— start of MATERIAL FOR THE TASK —
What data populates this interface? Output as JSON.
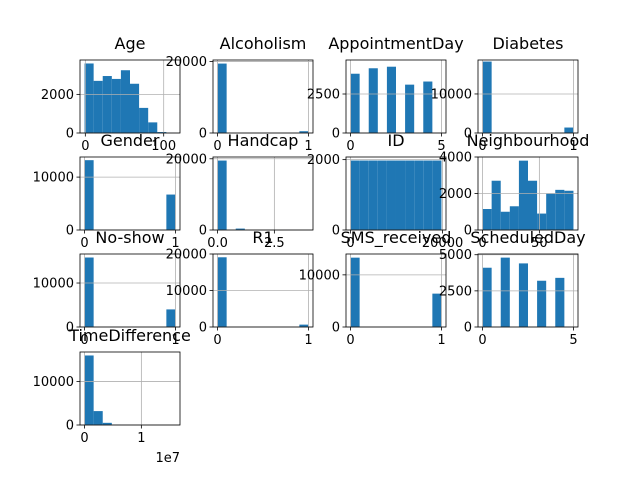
{
  "chart_data": [
    {
      "type": "histogram",
      "title": "Age",
      "bins": [
        -1,
        10.6,
        22.2,
        33.8,
        45.4,
        57,
        68.6,
        80.2,
        91.8,
        103.4,
        115
      ],
      "values": [
        3600,
        2700,
        2950,
        2800,
        3250,
        2550,
        1300,
        550,
        50,
        5
      ],
      "color": "#1f77b4",
      "xlim": [
        -6.8,
        120.8
      ],
      "ylim": [
        0,
        3780
      ],
      "xticks": [
        0,
        100
      ],
      "yticks": [
        0,
        2000
      ],
      "grid": true
    },
    {
      "type": "histogram",
      "title": "Alcoholism",
      "bins": [
        0,
        0.1,
        0.2,
        0.3,
        0.4,
        0.5,
        0.6,
        0.7,
        0.8,
        0.9,
        1
      ],
      "values": [
        19400,
        0,
        0,
        0,
        0,
        0,
        0,
        0,
        0,
        500
      ],
      "color": "#1f77b4",
      "xlim": [
        -0.05,
        1.05
      ],
      "ylim": [
        0,
        20400
      ],
      "xticks": [
        0,
        1
      ],
      "yticks": [
        0,
        20000
      ],
      "grid": true
    },
    {
      "type": "histogram",
      "title": "AppointmentDay",
      "bins": [
        0,
        0.5,
        1,
        1.5,
        2,
        2.5,
        3,
        3.5,
        4,
        4.5,
        5
      ],
      "values": [
        3800,
        0,
        4150,
        0,
        4250,
        0,
        3100,
        0,
        3300,
        7
      ],
      "color": "#1f77b4",
      "xlim": [
        -0.25,
        5.25
      ],
      "ylim": [
        0,
        4680
      ],
      "xticks": [
        0,
        5
      ],
      "yticks": [
        0,
        2500
      ],
      "grid": true
    },
    {
      "type": "histogram",
      "title": "Diabetes",
      "bins": [
        0,
        0.1,
        0.2,
        0.3,
        0.4,
        0.5,
        0.6,
        0.7,
        0.8,
        0.9,
        1
      ],
      "values": [
        18300,
        0,
        0,
        0,
        0,
        0,
        0,
        0,
        0,
        1400
      ],
      "color": "#1f77b4",
      "xlim": [
        -0.05,
        1.05
      ],
      "ylim": [
        0,
        18700
      ],
      "xticks": [
        0,
        1
      ],
      "yticks": [
        0,
        10000
      ],
      "grid": true
    },
    {
      "type": "histogram",
      "title": "Gender",
      "bins": [
        0,
        0.1,
        0.2,
        0.3,
        0.4,
        0.5,
        0.6,
        0.7,
        0.8,
        0.9,
        1
      ],
      "values": [
        13200,
        0,
        0,
        0,
        0,
        0,
        0,
        0,
        0,
        6700
      ],
      "color": "#1f77b4",
      "xlim": [
        -0.05,
        1.05
      ],
      "ylim": [
        0,
        13800
      ],
      "xticks": [
        0,
        1
      ],
      "yticks": [
        0,
        10000
      ],
      "grid": true
    },
    {
      "type": "histogram",
      "title": "Handcap",
      "bins": [
        0,
        0.4,
        0.8,
        1.2,
        1.6,
        2,
        2.4,
        2.8,
        3.2,
        3.6,
        4
      ],
      "values": [
        19500,
        0,
        400,
        0,
        0,
        0,
        0,
        30,
        0,
        3
      ],
      "color": "#1f77b4",
      "xlim": [
        -0.2,
        4.2
      ],
      "ylim": [
        0,
        20500
      ],
      "xticks": [
        {
          "value": 0,
          "label": "0.0"
        },
        {
          "value": 2.5,
          "label": "2.5"
        }
      ],
      "yticks": [
        0,
        20000
      ],
      "grid": true
    },
    {
      "type": "histogram",
      "title": "ID",
      "bins": [
        0,
        1975,
        3950,
        5925,
        7900,
        9875,
        11850,
        13825,
        15800,
        17775,
        19755
      ],
      "values": [
        1975,
        1975,
        1975,
        1975,
        1975,
        1975,
        1975,
        1975,
        1975,
        1975
      ],
      "color": "#1f77b4",
      "xlim": [
        -988,
        20743
      ],
      "ylim": [
        0,
        2075
      ],
      "xticks": [
        0,
        20000
      ],
      "yticks": [
        0,
        2000
      ],
      "grid": true
    },
    {
      "type": "histogram",
      "title": "Neighbourhood",
      "bins": [
        0,
        8,
        16,
        24,
        32,
        40,
        48,
        56,
        64,
        72,
        80
      ],
      "values": [
        1150,
        2700,
        1000,
        1300,
        3800,
        2700,
        900,
        2000,
        2200,
        2150
      ],
      "color": "#1f77b4",
      "xlim": [
        -4,
        84
      ],
      "ylim": [
        0,
        4000
      ],
      "xticks": [
        0,
        50
      ],
      "yticks": [
        0,
        2000,
        4000
      ],
      "grid": true
    },
    {
      "type": "histogram",
      "title": "No-show",
      "bins": [
        0,
        0.1,
        0.2,
        0.3,
        0.4,
        0.5,
        0.6,
        0.7,
        0.8,
        0.9,
        1
      ],
      "values": [
        15800,
        0,
        0,
        0,
        0,
        0,
        0,
        0,
        0,
        4000
      ],
      "color": "#1f77b4",
      "xlim": [
        -0.05,
        1.05
      ],
      "ylim": [
        0,
        16600
      ],
      "xticks": [
        0,
        1
      ],
      "yticks": [
        0,
        10000
      ],
      "grid": true
    },
    {
      "type": "histogram",
      "title": "R1",
      "bins": [
        0,
        0.1,
        0.2,
        0.3,
        0.4,
        0.5,
        0.6,
        0.7,
        0.8,
        0.9,
        1
      ],
      "values": [
        19100,
        0,
        0,
        0,
        0,
        0,
        0,
        0,
        0,
        650
      ],
      "color": "#1f77b4",
      "xlim": [
        -0.05,
        1.05
      ],
      "ylim": [
        0,
        20000
      ],
      "xticks": [
        0,
        1
      ],
      "yticks": [
        0,
        10000,
        20000
      ],
      "grid": true
    },
    {
      "type": "histogram",
      "title": "SMS_received",
      "bins": [
        0,
        0.1,
        0.2,
        0.3,
        0.4,
        0.5,
        0.6,
        0.7,
        0.8,
        0.9,
        1
      ],
      "values": [
        13300,
        0,
        0,
        0,
        0,
        0,
        0,
        0,
        0,
        6400
      ],
      "color": "#1f77b4",
      "xlim": [
        -0.05,
        1.05
      ],
      "ylim": [
        0,
        14000
      ],
      "xticks": [
        0,
        1
      ],
      "yticks": [
        0,
        10000
      ],
      "grid": true
    },
    {
      "type": "histogram",
      "title": "ScheduledDay",
      "bins": [
        0,
        0.5,
        1,
        1.5,
        2,
        2.5,
        3,
        3.5,
        4,
        4.5,
        5
      ],
      "values": [
        4100,
        0,
        4800,
        0,
        4400,
        0,
        3200,
        0,
        3400,
        5
      ],
      "color": "#1f77b4",
      "xlim": [
        -0.25,
        5.25
      ],
      "ylim": [
        0,
        5050
      ],
      "xticks": [
        0,
        5
      ],
      "yticks": [
        0,
        2500,
        5000
      ],
      "grid": true
    },
    {
      "type": "histogram",
      "title": "TimeDifference",
      "bins": [
        0,
        1600000,
        3200000,
        4800000,
        6400000,
        8000000,
        9600000,
        11200000,
        12800000,
        14400000,
        16000000
      ],
      "values": [
        16000,
        3200,
        500,
        80,
        20,
        5,
        2,
        1,
        0,
        1
      ],
      "color": "#1f77b4",
      "xlim": [
        -800000,
        16800000
      ],
      "ylim": [
        0,
        16800
      ],
      "xticks": [
        0,
        {
          "value": 10000000,
          "label": "1"
        }
      ],
      "yticks": [
        0,
        10000
      ],
      "x_offset_label": "1e7",
      "grid": true
    }
  ]
}
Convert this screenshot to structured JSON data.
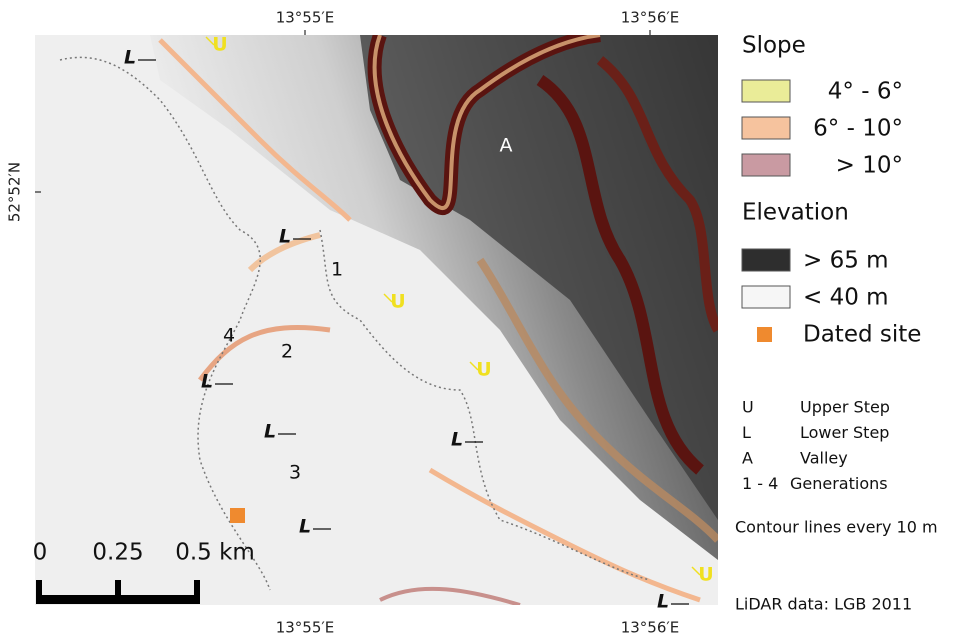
{
  "coordinates": {
    "top": [
      "13°55′E",
      "13°56′E"
    ],
    "bottom": [
      "13°55′E",
      "13°56′E"
    ],
    "left": [
      "52°52′N"
    ]
  },
  "map_labels": {
    "valley": "A",
    "generations": [
      "1",
      "2",
      "3",
      "4"
    ],
    "upper_steps": [
      "U",
      "U",
      "U",
      "U"
    ],
    "lower_steps": [
      "L",
      "L",
      "L",
      "L",
      "L",
      "L",
      "L"
    ]
  },
  "scale_bar": {
    "labels": [
      "0",
      "0.25",
      "0.5 km"
    ]
  },
  "legend": {
    "slope": {
      "title": "Slope",
      "classes": [
        {
          "label": "4° -  6°",
          "color": "#eaec98"
        },
        {
          "label": "6° - 10°",
          "color": "#f6c39e"
        },
        {
          "label": "> 10°",
          "color": "#c99aa2"
        }
      ]
    },
    "elevation": {
      "title": "Elevation",
      "classes": [
        {
          "label": "> 65 m",
          "color": "#2e2e2e"
        },
        {
          "label": "< 40 m",
          "color": "#f6f6f6"
        }
      ]
    },
    "dated_site": {
      "label": "Dated site",
      "color": "#ef8a2f"
    }
  },
  "key": [
    {
      "symbol": "U",
      "meaning": "Upper Step"
    },
    {
      "symbol": "L",
      "meaning": "Lower Step"
    },
    {
      "symbol": "A",
      "meaning": "Valley"
    },
    {
      "symbol": "1 - 4",
      "meaning": "Generations"
    }
  ],
  "notes": [
    "Contour lines every 10 m",
    "LiDAR data: LGB 2011"
  ]
}
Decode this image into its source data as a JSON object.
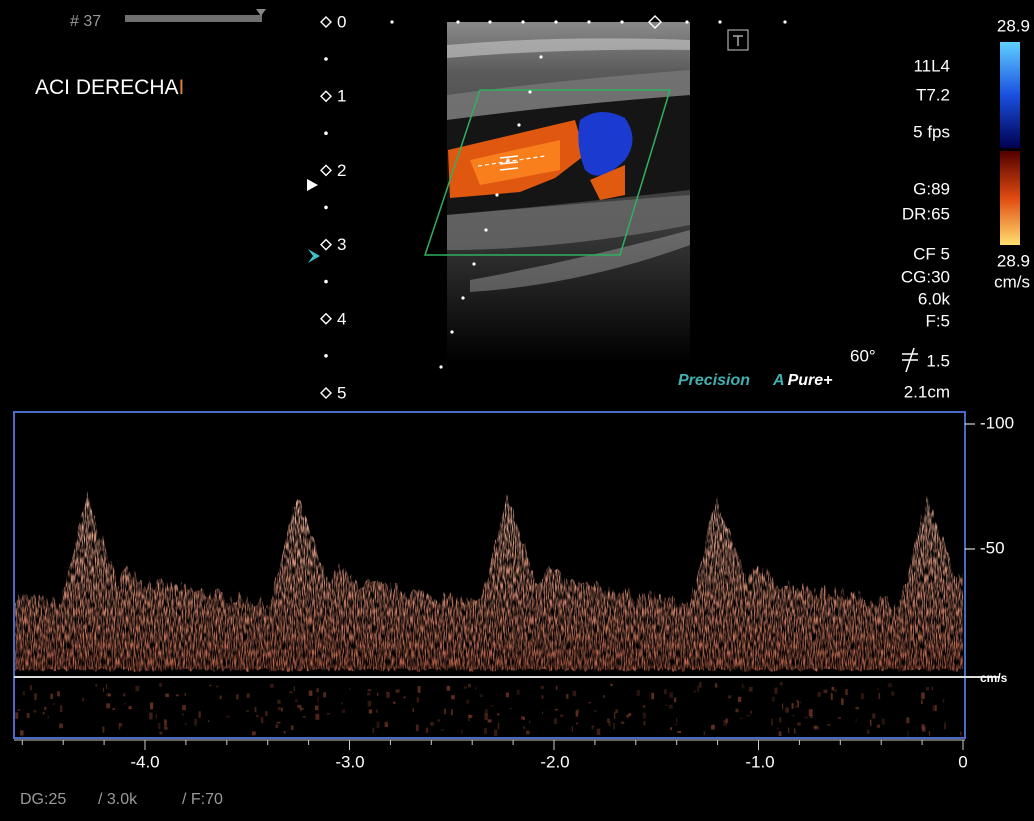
{
  "header": {
    "frame": "# 37",
    "label": "ACI DERECHA",
    "cursor": "I"
  },
  "depth_scale": [
    "0",
    "1",
    "2",
    "3",
    "4",
    "5"
  ],
  "settings": {
    "probe": "11L4",
    "preset": "T7.2",
    "frame_rate": "5 fps",
    "gain": "G:89",
    "dynamic_range": "DR:65",
    "color_freq": "CF 5",
    "color_gain": "CG:30",
    "prf": "6.0k",
    "filter": "F:5",
    "angle": "60°",
    "sample_volume": "1.5",
    "depth": "2.1cm"
  },
  "color_scale": {
    "max": "28.9",
    "min": "28.9",
    "unit": "cm/s"
  },
  "logos": {
    "precision": "Precision",
    "apure_a": "A",
    "apure": "Pure+"
  },
  "doppler": {
    "velocity_labels": [
      "-100",
      "-50"
    ],
    "velocity_unit": "cm/s",
    "time_labels": [
      "-4.0",
      "-3.0",
      "-2.0",
      "-1.0",
      "0"
    ]
  },
  "footer": {
    "doppler_gain": "DG:25",
    "prf": "/ 3.0k",
    "filter": "/ F:70"
  }
}
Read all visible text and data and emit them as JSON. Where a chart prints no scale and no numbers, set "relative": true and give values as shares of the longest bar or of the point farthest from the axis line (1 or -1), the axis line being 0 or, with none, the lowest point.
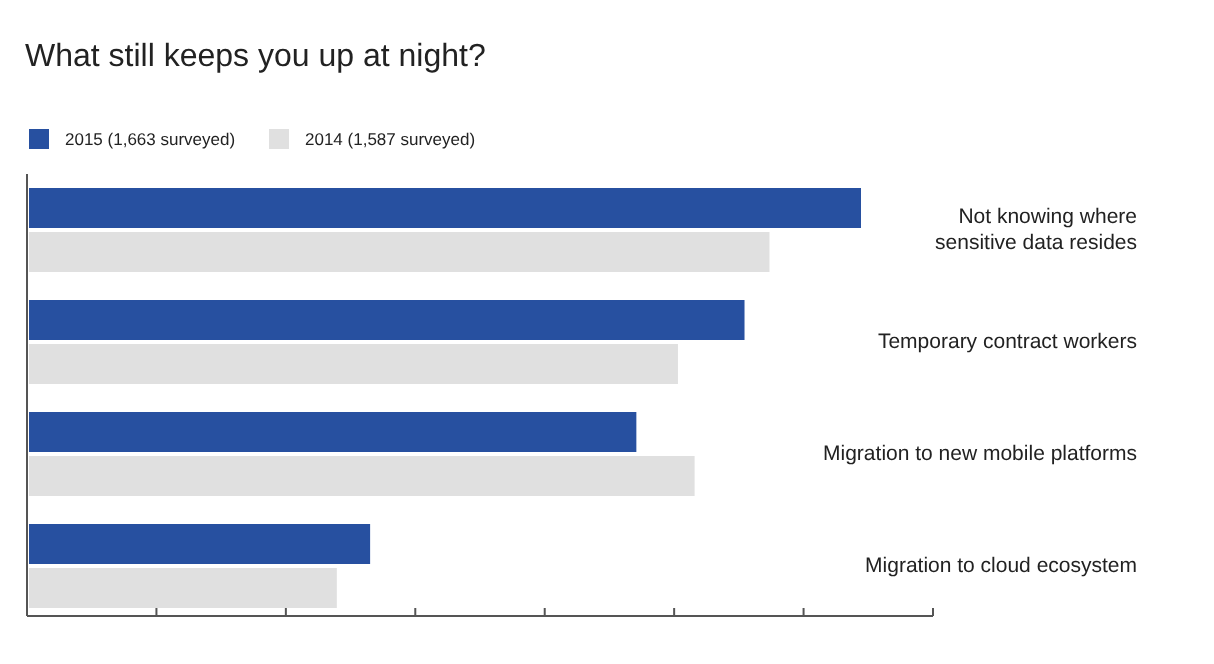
{
  "chart_data": {
    "type": "bar",
    "orientation": "horizontal",
    "relative": true,
    "title": "What still keeps you up at night?",
    "categories": [
      "Not knowing where\nsensitive data resides",
      "Temporary contract workers",
      "Migration to new mobile platforms",
      "Migration to cloud ecosystem"
    ],
    "series": [
      {
        "name": "2015 (1,663 surveyed)",
        "color": "#2750a0",
        "values": [
          1,
          0.86,
          0.73,
          0.41
        ]
      },
      {
        "name": "2014 (1,587 surveyed)",
        "color": "#e0e0e0",
        "values": [
          0.89,
          0.78,
          0.8,
          0.37
        ]
      }
    ],
    "legend": "top left"
  }
}
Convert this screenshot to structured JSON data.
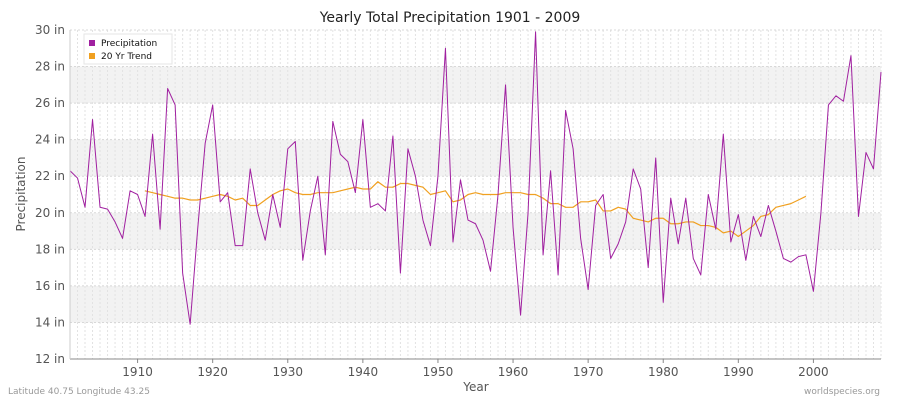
{
  "chart_data": {
    "type": "line",
    "title": "Yearly Total Precipitation 1901 - 2009",
    "xlabel": "Year",
    "ylabel": "Precipitation",
    "xlim": [
      1901,
      2009
    ],
    "ylim": [
      12,
      30
    ],
    "x_ticks": [
      1910,
      1920,
      1930,
      1940,
      1950,
      1960,
      1970,
      1980,
      1990,
      2000
    ],
    "y_ticks": [
      12,
      14,
      16,
      18,
      20,
      22,
      24,
      26,
      28,
      30
    ],
    "y_tick_labels": [
      "12 in",
      "14 in",
      "16 in",
      "18 in",
      "20 in",
      "22 in",
      "24 in",
      "26 in",
      "28 in",
      "30 in"
    ],
    "grid": true,
    "legend_position": "top-left",
    "series": [
      {
        "name": "Precipitation",
        "color": "#a020a0",
        "x_start": 1901,
        "values": [
          22.3,
          21.9,
          20.3,
          25.1,
          20.3,
          20.2,
          19.5,
          18.6,
          21.2,
          21.0,
          19.8,
          24.3,
          19.1,
          26.8,
          25.9,
          16.7,
          13.9,
          19.1,
          23.8,
          25.9,
          20.6,
          21.1,
          18.2,
          18.2,
          22.4,
          20.0,
          18.5,
          21.0,
          19.2,
          23.5,
          23.9,
          17.4,
          20.1,
          22.0,
          17.7,
          25.0,
          23.2,
          22.8,
          21.1,
          25.1,
          20.3,
          20.5,
          20.1,
          24.2,
          16.7,
          23.5,
          22.0,
          19.6,
          18.2,
          22.0,
          29.0,
          18.4,
          21.8,
          19.6,
          19.4,
          18.5,
          16.8,
          21.0,
          27.0,
          19.2,
          14.4,
          20.0,
          29.9,
          17.7,
          22.3,
          16.6,
          25.6,
          23.5,
          18.6,
          15.8,
          20.4,
          21.0,
          17.5,
          18.3,
          19.5,
          22.4,
          21.3,
          17.0,
          23.0,
          15.1,
          20.8,
          18.3,
          20.8,
          17.5,
          16.6,
          21.0,
          19.1,
          24.3,
          18.4,
          19.9,
          17.4,
          19.8,
          18.7,
          20.4,
          19.0,
          17.5,
          17.3,
          17.6,
          17.7,
          15.7,
          20.0,
          25.9,
          26.4,
          26.1,
          28.6,
          19.8,
          23.3,
          22.4,
          27.7
        ]
      },
      {
        "name": "20 Yr Trend",
        "color": "#f0a020",
        "x_start": 1911,
        "values": [
          21.2,
          21.1,
          21.0,
          20.9,
          20.8,
          20.8,
          20.7,
          20.7,
          20.8,
          20.9,
          21.0,
          20.9,
          20.7,
          20.8,
          20.4,
          20.4,
          20.7,
          21.0,
          21.2,
          21.3,
          21.1,
          21.0,
          21.0,
          21.1,
          21.1,
          21.1,
          21.2,
          21.3,
          21.4,
          21.3,
          21.3,
          21.7,
          21.4,
          21.4,
          21.6,
          21.6,
          21.5,
          21.4,
          21.0,
          21.1,
          21.2,
          20.6,
          20.7,
          21.0,
          21.1,
          21.0,
          21.0,
          21.0,
          21.1,
          21.1,
          21.1,
          21.0,
          21.0,
          20.8,
          20.5,
          20.5,
          20.3,
          20.3,
          20.6,
          20.6,
          20.7,
          20.1,
          20.1,
          20.3,
          20.2,
          19.7,
          19.6,
          19.5,
          19.7,
          19.7,
          19.4,
          19.4,
          19.5,
          19.5,
          19.3,
          19.3,
          19.2,
          18.9,
          19.0,
          18.7,
          19.0,
          19.3,
          19.8,
          19.9,
          20.3,
          20.4,
          20.5,
          20.7,
          20.9
        ]
      }
    ]
  },
  "footer": {
    "left": "Latitude 40.75 Longitude 43.25",
    "right": "worldspecies.org"
  }
}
— end of MATERIAL FOR THE TASK —
WHAT YOU NEED TO DO:
Lines containing the string "name" should be counted; reply with their number and nothing more.

COMPLETE RESPONSE:
4